- **WHAT THE EXERCISE ASKS**: Below is a listing; copy all of it exactly.

□ □ □ □ □

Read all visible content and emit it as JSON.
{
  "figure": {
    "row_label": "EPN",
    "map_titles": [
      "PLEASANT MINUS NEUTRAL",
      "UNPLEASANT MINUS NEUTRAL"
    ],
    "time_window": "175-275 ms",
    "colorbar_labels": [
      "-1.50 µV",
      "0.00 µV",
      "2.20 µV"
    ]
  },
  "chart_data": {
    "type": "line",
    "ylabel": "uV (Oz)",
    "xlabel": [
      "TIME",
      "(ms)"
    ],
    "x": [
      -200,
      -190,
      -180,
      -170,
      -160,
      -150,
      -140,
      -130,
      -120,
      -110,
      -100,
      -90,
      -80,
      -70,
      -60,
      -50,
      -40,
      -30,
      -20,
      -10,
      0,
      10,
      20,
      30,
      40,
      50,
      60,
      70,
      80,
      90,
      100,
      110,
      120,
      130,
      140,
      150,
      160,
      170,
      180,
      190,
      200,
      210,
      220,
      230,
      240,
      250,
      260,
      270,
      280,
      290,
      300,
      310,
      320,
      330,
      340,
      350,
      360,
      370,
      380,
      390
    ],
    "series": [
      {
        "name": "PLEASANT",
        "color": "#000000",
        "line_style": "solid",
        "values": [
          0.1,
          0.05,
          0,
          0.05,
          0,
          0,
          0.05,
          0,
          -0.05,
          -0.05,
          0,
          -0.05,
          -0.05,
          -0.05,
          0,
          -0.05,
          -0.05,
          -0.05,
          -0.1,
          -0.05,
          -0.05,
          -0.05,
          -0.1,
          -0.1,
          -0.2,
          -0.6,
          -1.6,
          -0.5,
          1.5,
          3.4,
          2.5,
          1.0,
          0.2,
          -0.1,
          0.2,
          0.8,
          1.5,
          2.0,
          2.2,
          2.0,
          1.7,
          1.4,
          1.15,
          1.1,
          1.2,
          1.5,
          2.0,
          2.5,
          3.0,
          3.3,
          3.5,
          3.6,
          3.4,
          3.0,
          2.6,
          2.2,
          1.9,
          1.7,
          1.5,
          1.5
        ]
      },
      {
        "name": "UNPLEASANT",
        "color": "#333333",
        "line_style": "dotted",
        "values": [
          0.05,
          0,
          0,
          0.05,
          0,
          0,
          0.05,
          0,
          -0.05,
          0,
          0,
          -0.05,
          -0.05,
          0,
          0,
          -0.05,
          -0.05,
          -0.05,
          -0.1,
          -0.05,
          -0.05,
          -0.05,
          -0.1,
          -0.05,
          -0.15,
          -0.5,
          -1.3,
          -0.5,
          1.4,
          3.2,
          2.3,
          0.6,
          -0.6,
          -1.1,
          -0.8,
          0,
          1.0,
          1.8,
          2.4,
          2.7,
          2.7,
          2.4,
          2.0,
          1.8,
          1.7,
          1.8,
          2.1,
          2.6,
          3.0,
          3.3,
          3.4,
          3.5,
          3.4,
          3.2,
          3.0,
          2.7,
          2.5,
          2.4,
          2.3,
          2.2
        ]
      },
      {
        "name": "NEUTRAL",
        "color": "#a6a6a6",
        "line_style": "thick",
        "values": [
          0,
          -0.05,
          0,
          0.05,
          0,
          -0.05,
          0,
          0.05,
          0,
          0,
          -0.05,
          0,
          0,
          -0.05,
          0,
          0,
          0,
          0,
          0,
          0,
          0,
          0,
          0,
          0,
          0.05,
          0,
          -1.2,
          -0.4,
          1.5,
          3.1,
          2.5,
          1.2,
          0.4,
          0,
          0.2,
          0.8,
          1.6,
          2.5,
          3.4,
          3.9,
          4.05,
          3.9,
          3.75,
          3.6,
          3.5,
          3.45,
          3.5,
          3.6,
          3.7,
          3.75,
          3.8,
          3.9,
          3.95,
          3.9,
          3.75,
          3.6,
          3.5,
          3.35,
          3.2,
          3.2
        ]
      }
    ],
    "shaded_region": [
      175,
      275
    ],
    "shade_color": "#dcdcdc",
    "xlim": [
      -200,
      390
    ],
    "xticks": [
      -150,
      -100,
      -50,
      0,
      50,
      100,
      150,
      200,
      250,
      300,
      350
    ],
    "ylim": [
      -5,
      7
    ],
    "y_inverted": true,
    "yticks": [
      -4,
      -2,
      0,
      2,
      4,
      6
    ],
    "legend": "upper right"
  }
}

□ □ □ □ □

- **SOLUTION FOR THIS EXERCISE**:
Read all visible content and emit it as JSON.
{
  "figure": {
    "row_label": "EPN",
    "map_titles": [
      "PLEASANT MINUS NEUTRAL",
      "UNPLEASANT MINUS NEUTRAL"
    ],
    "time_window": "175-275 ms",
    "colorbar_labels": [
      "-1.50 µV",
      "0.00 µV",
      "2.20 µV"
    ]
  },
  "chart_data": {
    "type": "line",
    "ylabel": "uV (Oz)",
    "xlabel": [
      "TIME",
      "(ms)"
    ],
    "x": [
      -200,
      -190,
      -180,
      -170,
      -160,
      -150,
      -140,
      -130,
      -120,
      -110,
      -100,
      -90,
      -80,
      -70,
      -60,
      -50,
      -40,
      -30,
      -20,
      -10,
      0,
      10,
      20,
      30,
      40,
      50,
      60,
      70,
      80,
      90,
      100,
      110,
      120,
      130,
      140,
      150,
      160,
      170,
      180,
      190,
      200,
      210,
      220,
      230,
      240,
      250,
      260,
      270,
      280,
      290,
      300,
      310,
      320,
      330,
      340,
      350,
      360,
      370,
      380,
      390
    ],
    "series": [
      {
        "name": "PLEASANT",
        "color": "#000000",
        "line_style": "solid",
        "values": [
          0.1,
          0.05,
          0,
          0.05,
          0,
          0,
          0.05,
          0,
          -0.05,
          -0.05,
          0,
          -0.05,
          -0.05,
          -0.05,
          0,
          -0.05,
          -0.05,
          -0.05,
          -0.1,
          -0.05,
          -0.05,
          -0.05,
          -0.1,
          -0.1,
          -0.2,
          -0.6,
          -1.6,
          -0.5,
          1.5,
          3.4,
          2.5,
          1.0,
          0.2,
          -0.1,
          0.2,
          0.8,
          1.5,
          2.0,
          2.2,
          2.0,
          1.7,
          1.4,
          1.15,
          1.1,
          1.2,
          1.5,
          2.0,
          2.5,
          3.0,
          3.3,
          3.5,
          3.6,
          3.4,
          3.0,
          2.6,
          2.2,
          1.9,
          1.7,
          1.5,
          1.5
        ]
      },
      {
        "name": "UNPLEASANT",
        "color": "#333333",
        "line_style": "dotted",
        "values": [
          0.05,
          0,
          0,
          0.05,
          0,
          0,
          0.05,
          0,
          -0.05,
          0,
          0,
          -0.05,
          -0.05,
          0,
          0,
          -0.05,
          -0.05,
          -0.05,
          -0.1,
          -0.05,
          -0.05,
          -0.05,
          -0.1,
          -0.05,
          -0.15,
          -0.5,
          -1.3,
          -0.5,
          1.4,
          3.2,
          2.3,
          0.6,
          -0.6,
          -1.1,
          -0.8,
          0,
          1.0,
          1.8,
          2.4,
          2.7,
          2.7,
          2.4,
          2.0,
          1.8,
          1.7,
          1.8,
          2.1,
          2.6,
          3.0,
          3.3,
          3.4,
          3.5,
          3.4,
          3.2,
          3.0,
          2.7,
          2.5,
          2.4,
          2.3,
          2.2
        ]
      },
      {
        "name": "NEUTRAL",
        "color": "#a6a6a6",
        "line_style": "thick",
        "values": [
          0,
          -0.05,
          0,
          0.05,
          0,
          -0.05,
          0,
          0.05,
          0,
          0,
          -0.05,
          0,
          0,
          -0.05,
          0,
          0,
          0,
          0,
          0,
          0,
          0,
          0,
          0,
          0,
          0.05,
          0,
          -1.2,
          -0.4,
          1.5,
          3.1,
          2.5,
          1.2,
          0.4,
          0,
          0.2,
          0.8,
          1.6,
          2.5,
          3.4,
          3.9,
          4.05,
          3.9,
          3.75,
          3.6,
          3.5,
          3.45,
          3.5,
          3.6,
          3.7,
          3.75,
          3.8,
          3.9,
          3.95,
          3.9,
          3.75,
          3.6,
          3.5,
          3.35,
          3.2,
          3.2
        ]
      }
    ],
    "shaded_region": [
      175,
      275
    ],
    "shade_color": "#dcdcdc",
    "xlim": [
      -200,
      390
    ],
    "xticks": [
      -150,
      -100,
      -50,
      0,
      50,
      100,
      150,
      200,
      250,
      300,
      350
    ],
    "ylim": [
      -5,
      7
    ],
    "y_inverted": true,
    "yticks": [
      -4,
      -2,
      0,
      2,
      4,
      6
    ],
    "legend": "upper right"
  }
}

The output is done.